[start]
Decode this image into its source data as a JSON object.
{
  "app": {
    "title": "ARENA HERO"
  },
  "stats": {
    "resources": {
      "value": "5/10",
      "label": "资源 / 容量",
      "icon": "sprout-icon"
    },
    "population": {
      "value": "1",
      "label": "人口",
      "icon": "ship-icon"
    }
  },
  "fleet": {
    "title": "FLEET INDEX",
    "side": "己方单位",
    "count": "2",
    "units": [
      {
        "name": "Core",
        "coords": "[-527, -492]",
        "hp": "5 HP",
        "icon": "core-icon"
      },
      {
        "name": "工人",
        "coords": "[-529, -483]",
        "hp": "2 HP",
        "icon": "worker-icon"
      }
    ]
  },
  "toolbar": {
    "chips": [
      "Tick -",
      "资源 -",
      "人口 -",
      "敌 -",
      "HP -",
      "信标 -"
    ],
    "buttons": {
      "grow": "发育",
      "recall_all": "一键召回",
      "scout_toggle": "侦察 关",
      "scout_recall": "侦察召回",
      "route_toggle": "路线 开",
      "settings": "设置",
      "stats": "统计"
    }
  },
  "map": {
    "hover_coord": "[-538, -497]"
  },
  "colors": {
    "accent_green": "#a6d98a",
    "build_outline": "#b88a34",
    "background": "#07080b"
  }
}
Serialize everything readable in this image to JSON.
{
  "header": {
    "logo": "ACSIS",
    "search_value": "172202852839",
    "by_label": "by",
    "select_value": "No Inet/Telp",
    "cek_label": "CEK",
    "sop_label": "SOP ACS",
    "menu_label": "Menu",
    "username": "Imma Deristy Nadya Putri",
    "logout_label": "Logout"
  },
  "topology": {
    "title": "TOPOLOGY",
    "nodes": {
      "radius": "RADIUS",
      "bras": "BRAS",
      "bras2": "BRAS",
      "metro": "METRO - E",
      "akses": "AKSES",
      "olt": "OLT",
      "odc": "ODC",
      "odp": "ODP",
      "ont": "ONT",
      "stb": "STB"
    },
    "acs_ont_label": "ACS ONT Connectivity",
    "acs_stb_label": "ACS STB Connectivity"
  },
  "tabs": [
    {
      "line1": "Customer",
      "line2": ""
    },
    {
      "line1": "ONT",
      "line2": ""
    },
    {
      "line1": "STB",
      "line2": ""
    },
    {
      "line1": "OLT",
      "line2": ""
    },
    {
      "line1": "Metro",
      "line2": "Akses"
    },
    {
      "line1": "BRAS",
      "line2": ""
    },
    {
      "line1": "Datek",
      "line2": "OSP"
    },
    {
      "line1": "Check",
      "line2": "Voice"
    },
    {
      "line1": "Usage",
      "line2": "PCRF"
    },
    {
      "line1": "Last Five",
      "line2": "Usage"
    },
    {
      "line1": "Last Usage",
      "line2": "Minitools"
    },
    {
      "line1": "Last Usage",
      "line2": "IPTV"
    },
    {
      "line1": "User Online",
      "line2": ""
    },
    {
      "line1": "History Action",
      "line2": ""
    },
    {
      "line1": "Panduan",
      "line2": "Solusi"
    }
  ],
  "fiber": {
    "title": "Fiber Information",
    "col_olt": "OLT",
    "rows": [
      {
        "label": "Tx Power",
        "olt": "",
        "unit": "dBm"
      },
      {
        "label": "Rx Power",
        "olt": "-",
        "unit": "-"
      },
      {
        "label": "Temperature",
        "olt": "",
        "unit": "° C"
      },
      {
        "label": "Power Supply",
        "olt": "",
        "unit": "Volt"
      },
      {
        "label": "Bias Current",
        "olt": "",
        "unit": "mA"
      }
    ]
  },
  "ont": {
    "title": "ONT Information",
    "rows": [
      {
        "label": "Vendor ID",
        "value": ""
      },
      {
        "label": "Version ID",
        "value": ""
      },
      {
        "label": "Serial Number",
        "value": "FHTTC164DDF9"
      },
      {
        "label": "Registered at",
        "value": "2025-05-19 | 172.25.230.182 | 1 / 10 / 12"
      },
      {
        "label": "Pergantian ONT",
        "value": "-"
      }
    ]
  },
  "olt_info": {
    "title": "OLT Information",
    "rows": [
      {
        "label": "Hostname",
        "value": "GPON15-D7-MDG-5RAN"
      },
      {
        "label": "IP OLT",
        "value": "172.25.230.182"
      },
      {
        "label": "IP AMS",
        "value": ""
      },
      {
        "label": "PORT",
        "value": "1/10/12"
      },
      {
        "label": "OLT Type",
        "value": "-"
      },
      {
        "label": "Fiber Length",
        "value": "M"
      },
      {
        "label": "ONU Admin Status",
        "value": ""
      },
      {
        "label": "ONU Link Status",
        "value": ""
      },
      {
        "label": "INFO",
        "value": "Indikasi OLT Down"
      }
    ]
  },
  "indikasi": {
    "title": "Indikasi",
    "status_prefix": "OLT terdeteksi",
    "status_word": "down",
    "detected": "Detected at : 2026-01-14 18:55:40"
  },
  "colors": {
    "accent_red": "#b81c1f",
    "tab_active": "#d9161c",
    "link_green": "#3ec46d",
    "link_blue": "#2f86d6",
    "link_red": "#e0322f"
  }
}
[end]
* **Given problem**
Copy each line in the data that holds the word "JSON".

* **Exercise solution**
Decode this image into its source data as a JSON object.
Serialize everything readable in this image to JSON.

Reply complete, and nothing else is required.